● **WHAT NEEDS TO BE DONE**
Find the lines in these entries that include the word "Надійшло" and state how many there are, with no other words.
[RAW DATA start]
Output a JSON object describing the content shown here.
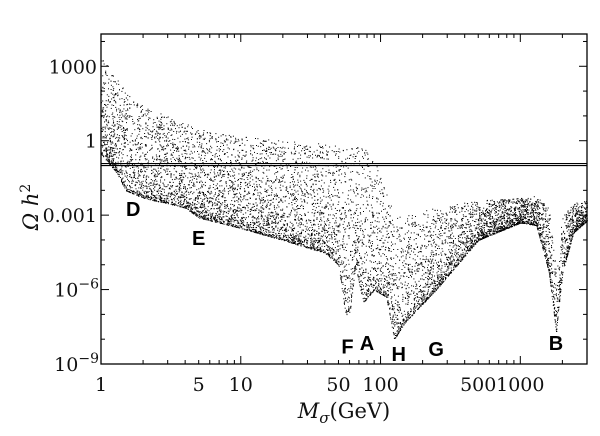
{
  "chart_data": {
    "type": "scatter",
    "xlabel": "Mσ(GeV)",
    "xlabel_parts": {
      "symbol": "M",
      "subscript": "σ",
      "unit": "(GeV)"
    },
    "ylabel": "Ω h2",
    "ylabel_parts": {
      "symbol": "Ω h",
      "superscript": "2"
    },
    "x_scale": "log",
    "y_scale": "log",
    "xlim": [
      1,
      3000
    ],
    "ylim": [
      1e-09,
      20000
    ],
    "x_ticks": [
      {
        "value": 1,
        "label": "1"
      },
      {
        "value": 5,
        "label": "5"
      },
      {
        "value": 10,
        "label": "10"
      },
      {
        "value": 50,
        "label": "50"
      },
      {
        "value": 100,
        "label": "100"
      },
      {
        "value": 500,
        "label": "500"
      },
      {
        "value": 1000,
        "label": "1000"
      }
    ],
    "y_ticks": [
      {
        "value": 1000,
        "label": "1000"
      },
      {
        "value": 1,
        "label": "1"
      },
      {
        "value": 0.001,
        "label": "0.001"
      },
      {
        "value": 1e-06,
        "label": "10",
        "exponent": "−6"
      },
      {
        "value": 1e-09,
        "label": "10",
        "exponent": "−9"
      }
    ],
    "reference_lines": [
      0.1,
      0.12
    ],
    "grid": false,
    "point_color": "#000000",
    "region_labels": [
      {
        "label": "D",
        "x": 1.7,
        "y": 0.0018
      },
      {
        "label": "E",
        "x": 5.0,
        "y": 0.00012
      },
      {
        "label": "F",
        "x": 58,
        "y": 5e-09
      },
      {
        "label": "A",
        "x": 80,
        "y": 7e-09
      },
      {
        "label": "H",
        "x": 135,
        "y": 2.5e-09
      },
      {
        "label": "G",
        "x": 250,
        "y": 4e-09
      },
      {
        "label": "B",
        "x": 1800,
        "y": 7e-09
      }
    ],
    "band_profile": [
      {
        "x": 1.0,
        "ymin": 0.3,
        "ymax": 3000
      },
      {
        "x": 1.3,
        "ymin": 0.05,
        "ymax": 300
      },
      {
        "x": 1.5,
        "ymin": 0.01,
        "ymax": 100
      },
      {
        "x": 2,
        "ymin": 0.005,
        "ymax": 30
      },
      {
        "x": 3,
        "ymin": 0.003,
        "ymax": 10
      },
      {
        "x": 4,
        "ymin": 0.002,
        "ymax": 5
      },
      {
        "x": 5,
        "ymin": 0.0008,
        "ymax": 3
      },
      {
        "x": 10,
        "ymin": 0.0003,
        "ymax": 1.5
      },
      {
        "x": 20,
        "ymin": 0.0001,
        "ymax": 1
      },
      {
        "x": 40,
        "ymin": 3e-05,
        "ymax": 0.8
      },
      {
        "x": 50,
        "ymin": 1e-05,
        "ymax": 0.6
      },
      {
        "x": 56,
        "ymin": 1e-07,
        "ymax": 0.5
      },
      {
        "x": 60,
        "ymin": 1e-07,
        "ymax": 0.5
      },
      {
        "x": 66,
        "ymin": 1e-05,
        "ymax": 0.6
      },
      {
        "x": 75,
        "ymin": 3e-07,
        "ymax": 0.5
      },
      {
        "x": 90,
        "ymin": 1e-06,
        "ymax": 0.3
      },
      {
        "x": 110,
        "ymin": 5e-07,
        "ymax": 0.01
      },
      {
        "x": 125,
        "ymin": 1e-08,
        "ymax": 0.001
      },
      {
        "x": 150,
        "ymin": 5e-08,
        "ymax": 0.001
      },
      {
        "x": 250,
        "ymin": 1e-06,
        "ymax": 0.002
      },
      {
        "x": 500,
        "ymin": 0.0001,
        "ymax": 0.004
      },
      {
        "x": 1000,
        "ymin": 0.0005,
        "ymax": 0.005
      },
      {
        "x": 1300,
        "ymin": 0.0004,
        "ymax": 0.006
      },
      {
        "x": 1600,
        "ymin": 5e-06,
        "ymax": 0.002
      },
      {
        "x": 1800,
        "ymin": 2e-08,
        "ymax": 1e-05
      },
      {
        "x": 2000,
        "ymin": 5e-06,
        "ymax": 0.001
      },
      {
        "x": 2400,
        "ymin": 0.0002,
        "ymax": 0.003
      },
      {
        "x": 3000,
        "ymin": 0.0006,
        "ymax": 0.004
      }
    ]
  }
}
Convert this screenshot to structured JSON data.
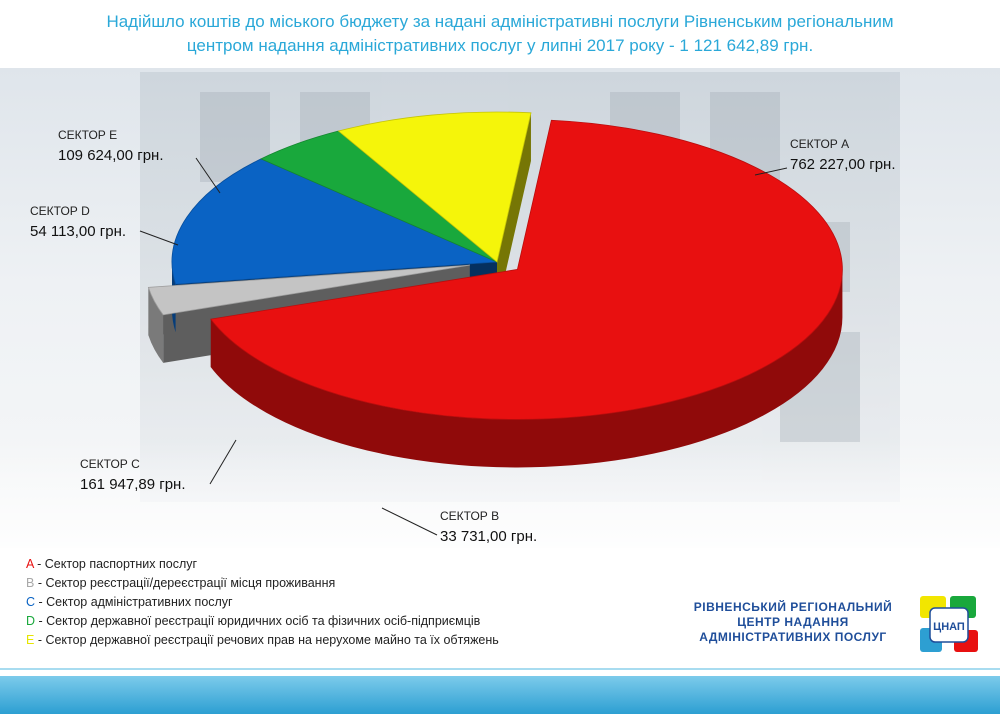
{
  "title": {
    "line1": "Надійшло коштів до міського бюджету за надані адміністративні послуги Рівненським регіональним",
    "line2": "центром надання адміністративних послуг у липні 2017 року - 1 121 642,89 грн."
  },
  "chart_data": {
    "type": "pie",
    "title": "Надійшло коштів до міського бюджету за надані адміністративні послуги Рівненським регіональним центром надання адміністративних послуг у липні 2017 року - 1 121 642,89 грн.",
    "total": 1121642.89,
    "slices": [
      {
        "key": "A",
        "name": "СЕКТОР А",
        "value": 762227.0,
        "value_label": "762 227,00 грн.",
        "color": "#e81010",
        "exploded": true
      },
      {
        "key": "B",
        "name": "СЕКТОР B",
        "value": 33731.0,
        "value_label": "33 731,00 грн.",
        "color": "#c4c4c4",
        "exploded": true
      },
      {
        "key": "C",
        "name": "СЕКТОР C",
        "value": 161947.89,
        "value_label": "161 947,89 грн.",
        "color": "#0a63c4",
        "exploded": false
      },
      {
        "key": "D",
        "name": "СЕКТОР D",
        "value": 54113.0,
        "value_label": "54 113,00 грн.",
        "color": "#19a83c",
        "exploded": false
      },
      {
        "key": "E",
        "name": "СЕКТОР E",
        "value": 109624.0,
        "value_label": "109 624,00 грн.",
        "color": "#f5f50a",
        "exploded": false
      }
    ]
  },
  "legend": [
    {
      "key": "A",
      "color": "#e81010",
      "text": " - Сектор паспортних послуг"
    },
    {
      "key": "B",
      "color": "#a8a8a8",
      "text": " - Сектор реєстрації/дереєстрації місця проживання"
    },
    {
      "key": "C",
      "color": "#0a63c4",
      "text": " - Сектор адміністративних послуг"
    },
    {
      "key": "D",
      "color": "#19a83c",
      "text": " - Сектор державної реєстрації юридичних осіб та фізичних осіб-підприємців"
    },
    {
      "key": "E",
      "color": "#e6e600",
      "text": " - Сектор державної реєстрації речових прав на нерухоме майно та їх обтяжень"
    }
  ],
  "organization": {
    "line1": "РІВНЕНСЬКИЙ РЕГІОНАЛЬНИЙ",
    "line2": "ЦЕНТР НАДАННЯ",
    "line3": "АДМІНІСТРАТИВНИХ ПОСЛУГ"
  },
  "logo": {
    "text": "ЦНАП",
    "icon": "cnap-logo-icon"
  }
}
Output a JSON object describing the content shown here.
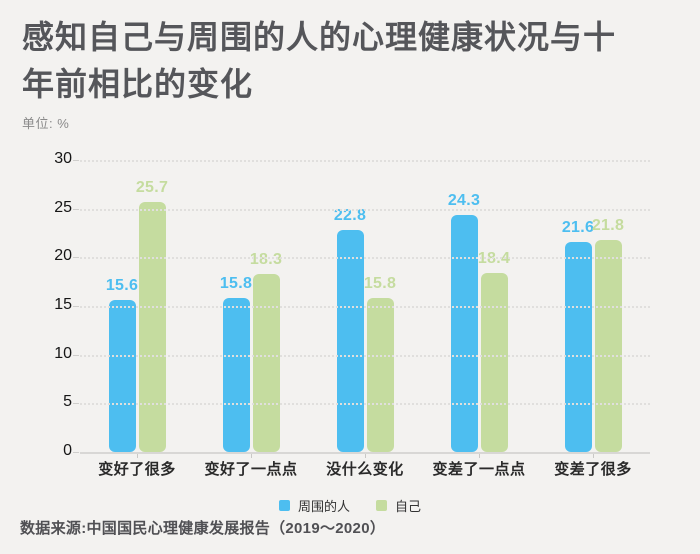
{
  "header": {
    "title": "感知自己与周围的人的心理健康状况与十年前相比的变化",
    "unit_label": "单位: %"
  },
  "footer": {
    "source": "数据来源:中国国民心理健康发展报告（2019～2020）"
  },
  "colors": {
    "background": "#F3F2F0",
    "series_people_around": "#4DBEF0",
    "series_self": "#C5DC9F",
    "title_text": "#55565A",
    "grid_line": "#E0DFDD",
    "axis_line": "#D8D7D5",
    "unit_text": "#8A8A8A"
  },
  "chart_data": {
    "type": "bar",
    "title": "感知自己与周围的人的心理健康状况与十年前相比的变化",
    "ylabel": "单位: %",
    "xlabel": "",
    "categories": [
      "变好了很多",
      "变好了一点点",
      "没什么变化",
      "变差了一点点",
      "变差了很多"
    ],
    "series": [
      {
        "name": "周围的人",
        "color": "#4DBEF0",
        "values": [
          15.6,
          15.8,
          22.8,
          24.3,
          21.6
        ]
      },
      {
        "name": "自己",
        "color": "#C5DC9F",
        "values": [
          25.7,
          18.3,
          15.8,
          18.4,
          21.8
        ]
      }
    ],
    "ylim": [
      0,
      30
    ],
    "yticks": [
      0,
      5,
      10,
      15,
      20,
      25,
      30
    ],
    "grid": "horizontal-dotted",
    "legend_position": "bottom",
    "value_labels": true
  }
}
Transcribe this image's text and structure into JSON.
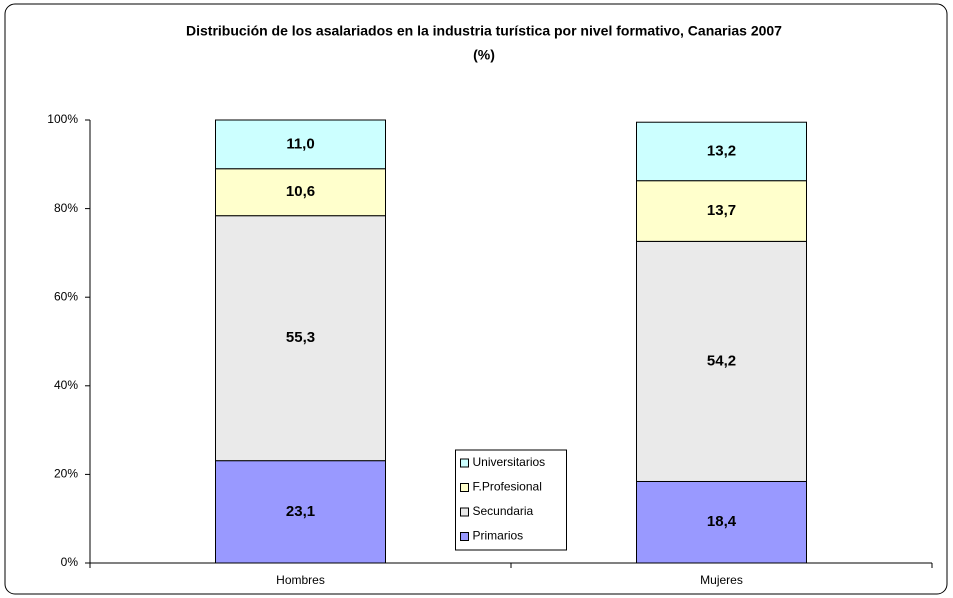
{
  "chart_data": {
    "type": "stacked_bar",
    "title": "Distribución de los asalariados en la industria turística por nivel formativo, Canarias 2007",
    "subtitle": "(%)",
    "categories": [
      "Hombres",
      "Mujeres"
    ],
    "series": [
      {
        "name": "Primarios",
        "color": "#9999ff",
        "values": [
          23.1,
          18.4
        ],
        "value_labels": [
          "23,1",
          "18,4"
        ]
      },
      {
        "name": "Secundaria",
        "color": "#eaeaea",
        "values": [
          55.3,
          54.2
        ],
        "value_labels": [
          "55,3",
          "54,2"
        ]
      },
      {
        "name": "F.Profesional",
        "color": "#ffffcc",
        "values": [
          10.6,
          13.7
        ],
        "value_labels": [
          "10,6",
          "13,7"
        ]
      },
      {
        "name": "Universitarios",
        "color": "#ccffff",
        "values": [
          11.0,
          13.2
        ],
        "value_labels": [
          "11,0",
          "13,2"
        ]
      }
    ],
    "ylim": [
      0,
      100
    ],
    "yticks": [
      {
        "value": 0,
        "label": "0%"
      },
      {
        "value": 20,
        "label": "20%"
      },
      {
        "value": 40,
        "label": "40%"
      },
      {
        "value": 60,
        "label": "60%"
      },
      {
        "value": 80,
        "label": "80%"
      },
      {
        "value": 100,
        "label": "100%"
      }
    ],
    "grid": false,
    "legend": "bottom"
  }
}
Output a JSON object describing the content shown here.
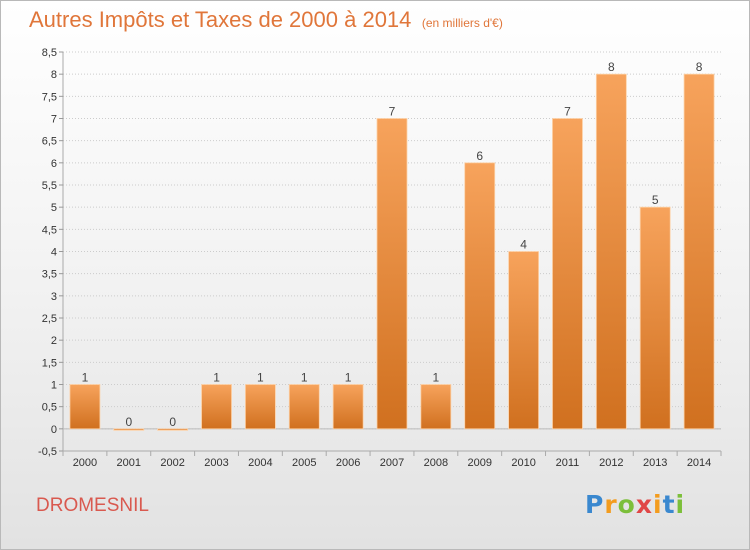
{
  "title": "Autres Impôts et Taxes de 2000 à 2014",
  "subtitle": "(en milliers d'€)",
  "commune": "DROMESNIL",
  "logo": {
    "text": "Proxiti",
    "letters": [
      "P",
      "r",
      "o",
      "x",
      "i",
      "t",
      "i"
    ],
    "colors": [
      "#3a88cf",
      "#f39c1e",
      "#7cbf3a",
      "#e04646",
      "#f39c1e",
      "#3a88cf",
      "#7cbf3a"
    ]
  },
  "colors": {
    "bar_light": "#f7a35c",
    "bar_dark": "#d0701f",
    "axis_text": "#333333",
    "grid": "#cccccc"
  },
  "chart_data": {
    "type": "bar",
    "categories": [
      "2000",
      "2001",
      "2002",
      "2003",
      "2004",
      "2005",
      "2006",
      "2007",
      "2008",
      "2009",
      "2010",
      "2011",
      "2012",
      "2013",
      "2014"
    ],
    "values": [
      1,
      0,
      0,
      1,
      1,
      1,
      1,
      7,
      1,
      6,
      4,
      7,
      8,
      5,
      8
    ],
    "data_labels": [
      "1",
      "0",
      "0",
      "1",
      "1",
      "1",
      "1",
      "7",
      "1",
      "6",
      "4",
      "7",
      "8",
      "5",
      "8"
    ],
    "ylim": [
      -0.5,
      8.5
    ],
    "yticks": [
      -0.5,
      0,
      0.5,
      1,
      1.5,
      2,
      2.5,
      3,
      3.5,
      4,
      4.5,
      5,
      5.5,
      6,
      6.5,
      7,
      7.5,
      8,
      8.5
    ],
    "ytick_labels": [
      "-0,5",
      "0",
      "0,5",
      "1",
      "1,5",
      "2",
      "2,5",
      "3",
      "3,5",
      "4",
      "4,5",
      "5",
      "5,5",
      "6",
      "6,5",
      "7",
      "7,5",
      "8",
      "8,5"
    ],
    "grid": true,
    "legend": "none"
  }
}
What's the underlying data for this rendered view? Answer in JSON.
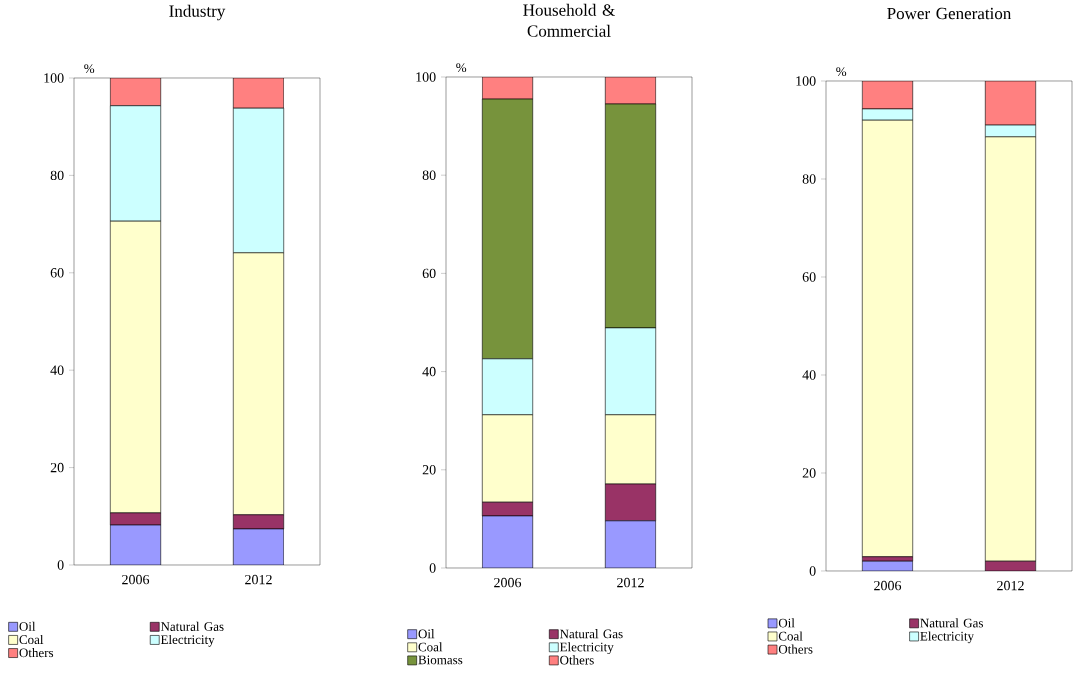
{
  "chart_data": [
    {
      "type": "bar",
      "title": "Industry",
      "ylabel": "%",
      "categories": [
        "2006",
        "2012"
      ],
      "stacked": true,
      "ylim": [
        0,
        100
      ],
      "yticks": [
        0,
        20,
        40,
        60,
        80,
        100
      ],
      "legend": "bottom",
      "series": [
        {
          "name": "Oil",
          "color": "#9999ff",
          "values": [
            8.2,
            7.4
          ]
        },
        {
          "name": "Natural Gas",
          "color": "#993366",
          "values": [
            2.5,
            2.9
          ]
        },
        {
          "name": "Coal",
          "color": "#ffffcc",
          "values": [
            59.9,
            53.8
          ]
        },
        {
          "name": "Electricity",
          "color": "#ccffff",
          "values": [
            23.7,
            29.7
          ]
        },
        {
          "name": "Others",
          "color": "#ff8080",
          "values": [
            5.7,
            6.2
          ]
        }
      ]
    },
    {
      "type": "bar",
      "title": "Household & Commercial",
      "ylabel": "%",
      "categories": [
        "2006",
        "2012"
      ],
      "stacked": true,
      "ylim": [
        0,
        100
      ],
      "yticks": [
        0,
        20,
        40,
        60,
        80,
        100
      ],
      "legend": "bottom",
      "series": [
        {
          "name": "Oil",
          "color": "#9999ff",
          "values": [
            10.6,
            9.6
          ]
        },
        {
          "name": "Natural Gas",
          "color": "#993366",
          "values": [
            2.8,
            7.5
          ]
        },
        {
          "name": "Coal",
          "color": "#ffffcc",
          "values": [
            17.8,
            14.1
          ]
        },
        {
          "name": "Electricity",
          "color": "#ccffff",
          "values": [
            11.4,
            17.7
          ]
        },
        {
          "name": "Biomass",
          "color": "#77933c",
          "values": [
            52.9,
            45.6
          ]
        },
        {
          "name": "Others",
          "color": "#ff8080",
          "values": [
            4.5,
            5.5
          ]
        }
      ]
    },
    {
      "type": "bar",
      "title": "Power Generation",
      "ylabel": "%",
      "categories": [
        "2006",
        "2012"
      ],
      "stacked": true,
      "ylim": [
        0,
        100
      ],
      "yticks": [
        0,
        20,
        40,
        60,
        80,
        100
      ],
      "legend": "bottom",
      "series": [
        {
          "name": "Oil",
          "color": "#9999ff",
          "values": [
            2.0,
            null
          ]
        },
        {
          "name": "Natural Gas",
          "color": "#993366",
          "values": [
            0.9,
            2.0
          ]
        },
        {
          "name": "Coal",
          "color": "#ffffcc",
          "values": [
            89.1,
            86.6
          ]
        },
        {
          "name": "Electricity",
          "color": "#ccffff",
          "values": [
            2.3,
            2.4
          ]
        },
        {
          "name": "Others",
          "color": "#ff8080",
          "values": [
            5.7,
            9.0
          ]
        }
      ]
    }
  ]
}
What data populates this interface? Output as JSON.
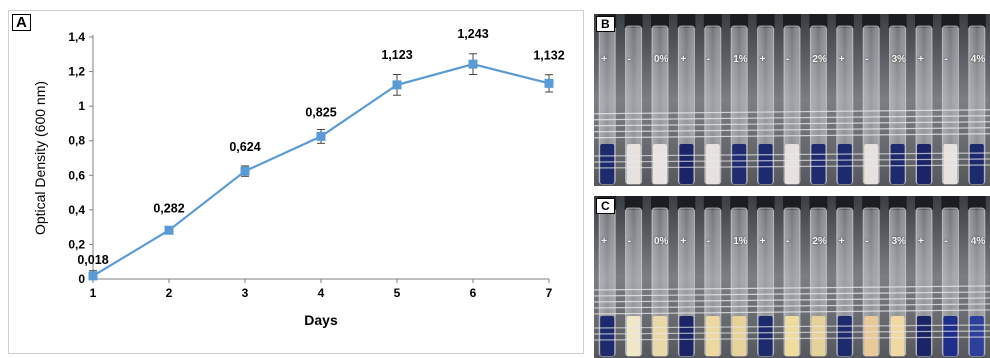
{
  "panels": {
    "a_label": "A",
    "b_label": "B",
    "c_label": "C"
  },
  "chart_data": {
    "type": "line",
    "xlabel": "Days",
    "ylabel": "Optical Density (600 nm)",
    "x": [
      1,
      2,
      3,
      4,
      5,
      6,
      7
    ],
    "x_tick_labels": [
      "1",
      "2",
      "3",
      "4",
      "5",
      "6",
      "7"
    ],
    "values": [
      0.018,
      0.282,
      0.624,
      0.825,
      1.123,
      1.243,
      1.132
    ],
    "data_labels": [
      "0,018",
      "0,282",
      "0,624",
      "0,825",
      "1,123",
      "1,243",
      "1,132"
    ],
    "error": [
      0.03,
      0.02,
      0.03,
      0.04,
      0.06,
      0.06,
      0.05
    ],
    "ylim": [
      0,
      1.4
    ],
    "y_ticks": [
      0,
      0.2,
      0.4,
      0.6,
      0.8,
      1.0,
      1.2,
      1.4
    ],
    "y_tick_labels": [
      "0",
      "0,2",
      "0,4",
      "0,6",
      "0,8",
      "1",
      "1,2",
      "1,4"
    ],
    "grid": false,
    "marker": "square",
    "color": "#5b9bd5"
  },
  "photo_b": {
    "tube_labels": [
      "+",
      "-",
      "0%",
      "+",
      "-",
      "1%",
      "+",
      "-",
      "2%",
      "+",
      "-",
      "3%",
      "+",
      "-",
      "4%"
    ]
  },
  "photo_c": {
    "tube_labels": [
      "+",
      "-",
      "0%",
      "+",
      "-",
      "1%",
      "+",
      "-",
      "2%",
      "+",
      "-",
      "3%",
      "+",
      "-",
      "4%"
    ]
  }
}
[RAW DATA end]
● **OUTPUT FOR THIS TASK**
2